WRITTEN TASK
Here are some records; copy every line that holds the word "SALISBURY".
***** GIVEN DATA
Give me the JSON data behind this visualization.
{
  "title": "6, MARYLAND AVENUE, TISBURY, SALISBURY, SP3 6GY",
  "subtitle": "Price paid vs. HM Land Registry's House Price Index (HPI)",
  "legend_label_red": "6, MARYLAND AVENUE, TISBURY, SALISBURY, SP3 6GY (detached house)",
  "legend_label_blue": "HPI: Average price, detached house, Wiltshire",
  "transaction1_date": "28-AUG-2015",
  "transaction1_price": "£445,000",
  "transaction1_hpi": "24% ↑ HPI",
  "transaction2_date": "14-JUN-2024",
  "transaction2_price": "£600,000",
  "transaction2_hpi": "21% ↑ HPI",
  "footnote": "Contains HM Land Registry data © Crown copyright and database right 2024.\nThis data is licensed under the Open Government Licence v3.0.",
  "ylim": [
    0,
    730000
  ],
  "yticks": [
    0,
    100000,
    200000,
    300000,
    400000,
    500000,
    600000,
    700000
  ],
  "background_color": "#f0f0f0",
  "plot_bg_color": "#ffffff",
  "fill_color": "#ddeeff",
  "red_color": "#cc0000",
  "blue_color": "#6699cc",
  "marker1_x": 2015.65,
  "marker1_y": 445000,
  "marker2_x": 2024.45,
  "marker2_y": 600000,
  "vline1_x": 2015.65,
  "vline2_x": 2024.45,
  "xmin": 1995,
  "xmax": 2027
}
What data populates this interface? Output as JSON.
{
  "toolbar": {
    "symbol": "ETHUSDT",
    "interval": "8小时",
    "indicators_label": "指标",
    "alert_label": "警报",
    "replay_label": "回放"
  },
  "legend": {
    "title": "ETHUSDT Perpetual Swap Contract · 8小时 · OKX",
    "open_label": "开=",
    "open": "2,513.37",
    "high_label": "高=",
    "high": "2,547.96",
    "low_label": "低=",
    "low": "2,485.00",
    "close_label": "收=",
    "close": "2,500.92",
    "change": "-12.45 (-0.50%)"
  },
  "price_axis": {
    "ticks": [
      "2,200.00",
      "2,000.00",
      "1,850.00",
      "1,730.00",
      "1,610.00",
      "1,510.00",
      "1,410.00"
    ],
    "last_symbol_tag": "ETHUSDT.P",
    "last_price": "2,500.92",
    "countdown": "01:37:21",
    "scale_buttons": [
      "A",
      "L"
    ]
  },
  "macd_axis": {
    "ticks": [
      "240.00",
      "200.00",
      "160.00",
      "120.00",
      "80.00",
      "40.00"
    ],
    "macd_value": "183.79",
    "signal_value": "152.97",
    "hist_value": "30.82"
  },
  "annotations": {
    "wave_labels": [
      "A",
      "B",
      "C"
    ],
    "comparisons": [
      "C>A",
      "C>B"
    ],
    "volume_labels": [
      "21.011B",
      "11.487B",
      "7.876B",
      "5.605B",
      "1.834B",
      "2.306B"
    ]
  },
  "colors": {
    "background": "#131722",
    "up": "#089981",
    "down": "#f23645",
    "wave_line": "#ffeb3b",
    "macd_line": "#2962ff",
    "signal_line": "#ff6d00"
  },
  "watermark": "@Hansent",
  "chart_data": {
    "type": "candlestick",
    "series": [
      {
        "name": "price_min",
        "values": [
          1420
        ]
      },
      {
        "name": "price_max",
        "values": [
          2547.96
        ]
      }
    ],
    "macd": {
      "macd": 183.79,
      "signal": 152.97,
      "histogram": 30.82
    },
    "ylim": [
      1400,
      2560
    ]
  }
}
**********
RESULT OF THE TASK
  "title": "6, MARYLAND AVENUE, TISBURY, SALISBURY, SP3 6GY",
  "legend_label_red": "6, MARYLAND AVENUE, TISBURY, SALISBURY, SP3 6GY (detached house)",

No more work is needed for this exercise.